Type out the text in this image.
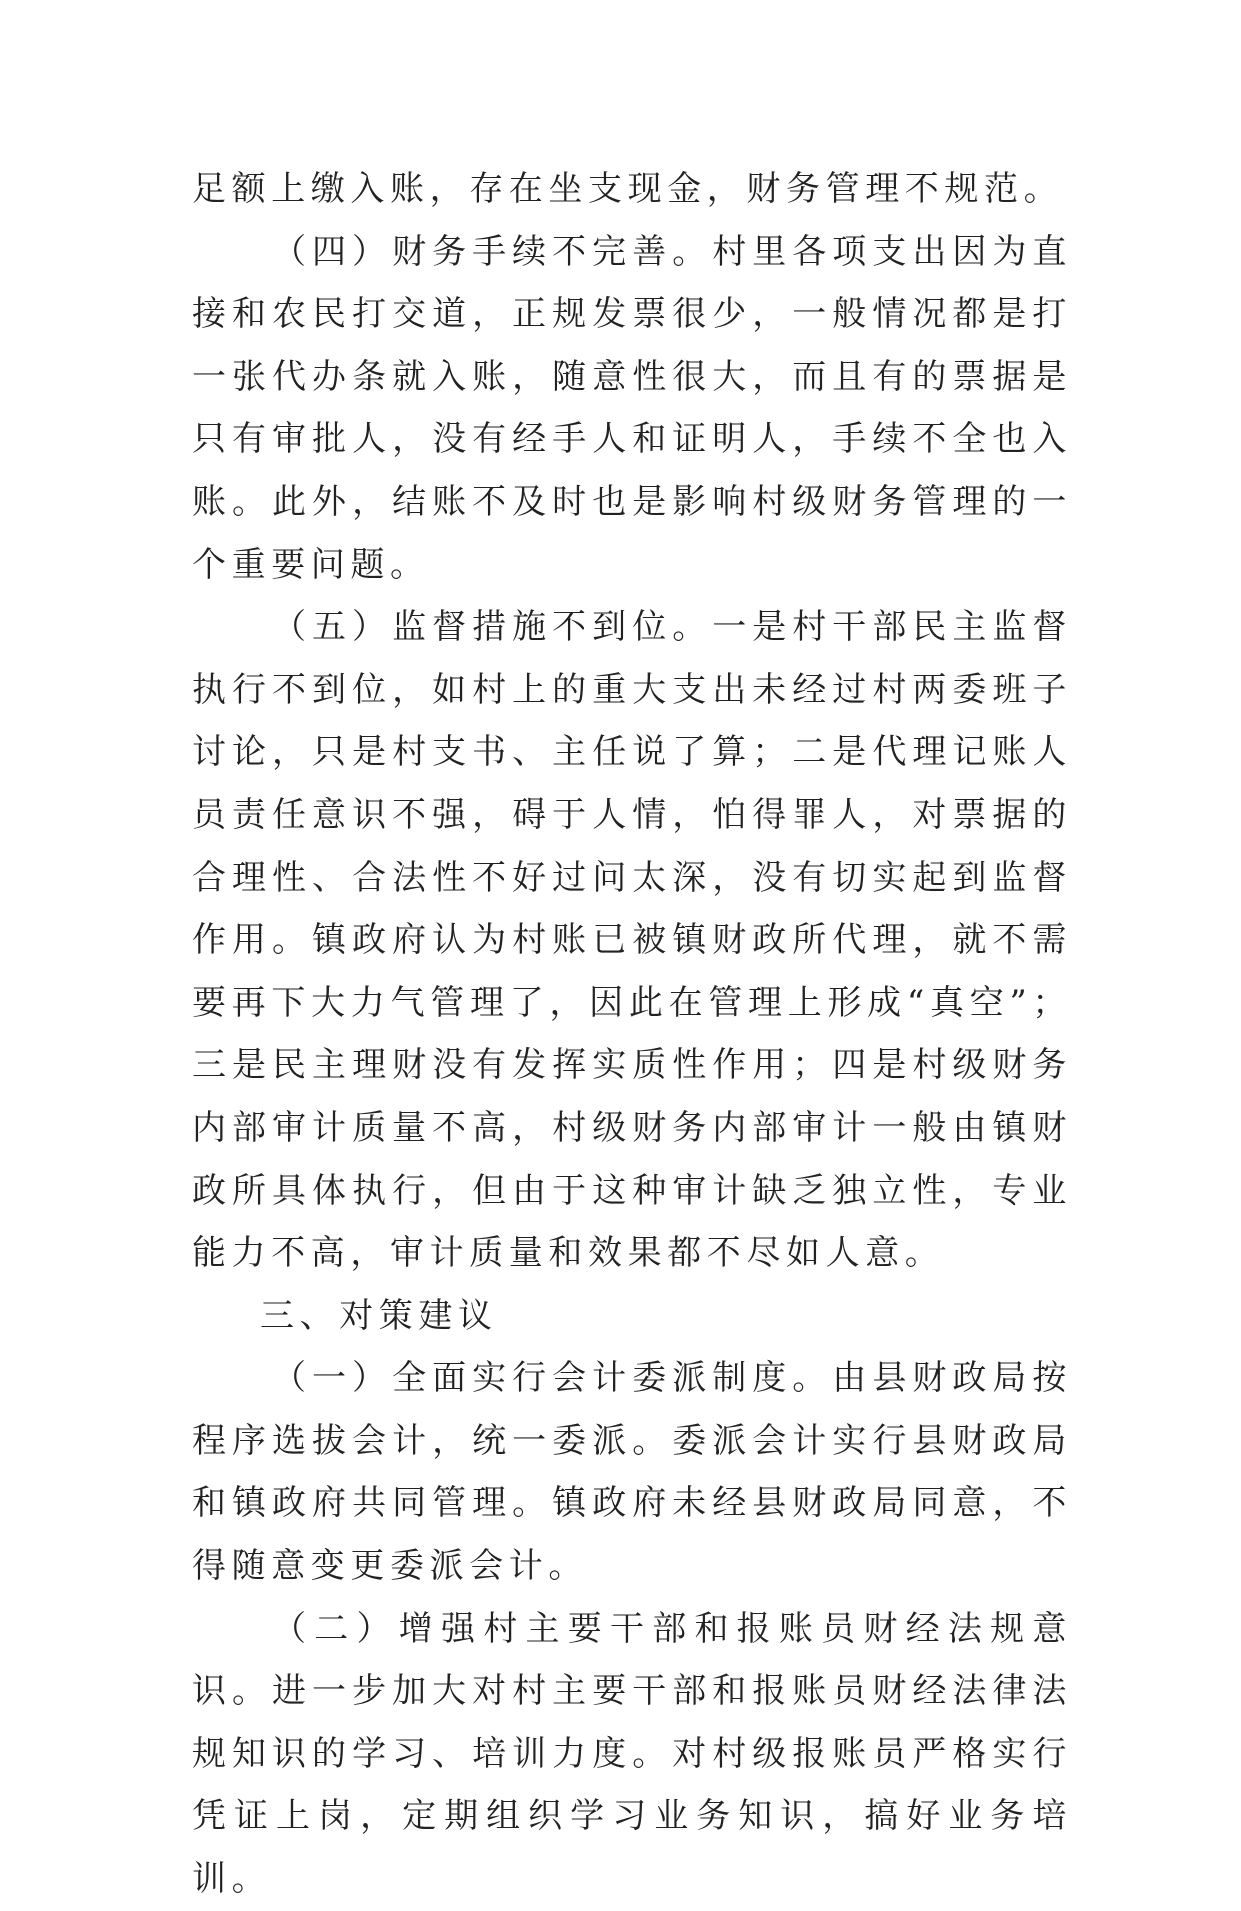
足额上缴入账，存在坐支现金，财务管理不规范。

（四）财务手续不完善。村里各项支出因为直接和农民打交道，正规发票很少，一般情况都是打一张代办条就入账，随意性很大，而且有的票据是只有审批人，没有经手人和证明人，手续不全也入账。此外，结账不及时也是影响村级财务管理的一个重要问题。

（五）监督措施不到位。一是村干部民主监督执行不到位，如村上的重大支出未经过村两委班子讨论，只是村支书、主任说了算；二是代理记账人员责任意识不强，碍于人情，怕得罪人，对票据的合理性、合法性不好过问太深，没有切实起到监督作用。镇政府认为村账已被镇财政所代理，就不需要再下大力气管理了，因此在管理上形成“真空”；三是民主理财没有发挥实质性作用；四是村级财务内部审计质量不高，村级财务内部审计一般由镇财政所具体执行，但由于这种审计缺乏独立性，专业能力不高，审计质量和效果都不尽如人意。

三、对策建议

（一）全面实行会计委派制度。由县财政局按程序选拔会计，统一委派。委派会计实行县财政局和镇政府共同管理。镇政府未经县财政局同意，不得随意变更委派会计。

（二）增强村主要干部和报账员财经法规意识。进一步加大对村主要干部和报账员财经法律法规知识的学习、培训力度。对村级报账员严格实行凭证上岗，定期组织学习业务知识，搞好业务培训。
■ ■ ■
*The request*.
Print the complete listing exactly, apart from any pictures.

*Correct output*.
Type out the text in this image.
足额上缴入账，存在坐支现金，财务管理不规范。

（四）财务手续不完善。村里各项支出因为直接和农民打交道，正规发票很少，一般情况都是打一张代办条就入账，随意性很大，而且有的票据是只有审批人，没有经手人和证明人，手续不全也入账。此外，结账不及时也是影响村级财务管理的一个重要问题。

（五）监督措施不到位。一是村干部民主监督执行不到位，如村上的重大支出未经过村两委班子讨论，只是村支书、主任说了算；二是代理记账人员责任意识不强，碍于人情，怕得罪人，对票据的合理性、合法性不好过问太深，没有切实起到监督作用。镇政府认为村账已被镇财政所代理，就不需要再下大力气管理了，因此在管理上形成“真空”；三是民主理财没有发挥实质性作用；四是村级财务内部审计质量不高，村级财务内部审计一般由镇财政所具体执行，但由于这种审计缺乏独立性，专业能力不高，审计质量和效果都不尽如人意。

三、对策建议

（一）全面实行会计委派制度。由县财政局按程序选拔会计，统一委派。委派会计实行县财政局和镇政府共同管理。镇政府未经县财政局同意，不得随意变更委派会计。

（二）增强村主要干部和报账员财经法规意识。进一步加大对村主要干部和报账员财经法律法规知识的学习、培训力度。对村级报账员严格实行凭证上岗，定期组织学习业务知识，搞好业务培训。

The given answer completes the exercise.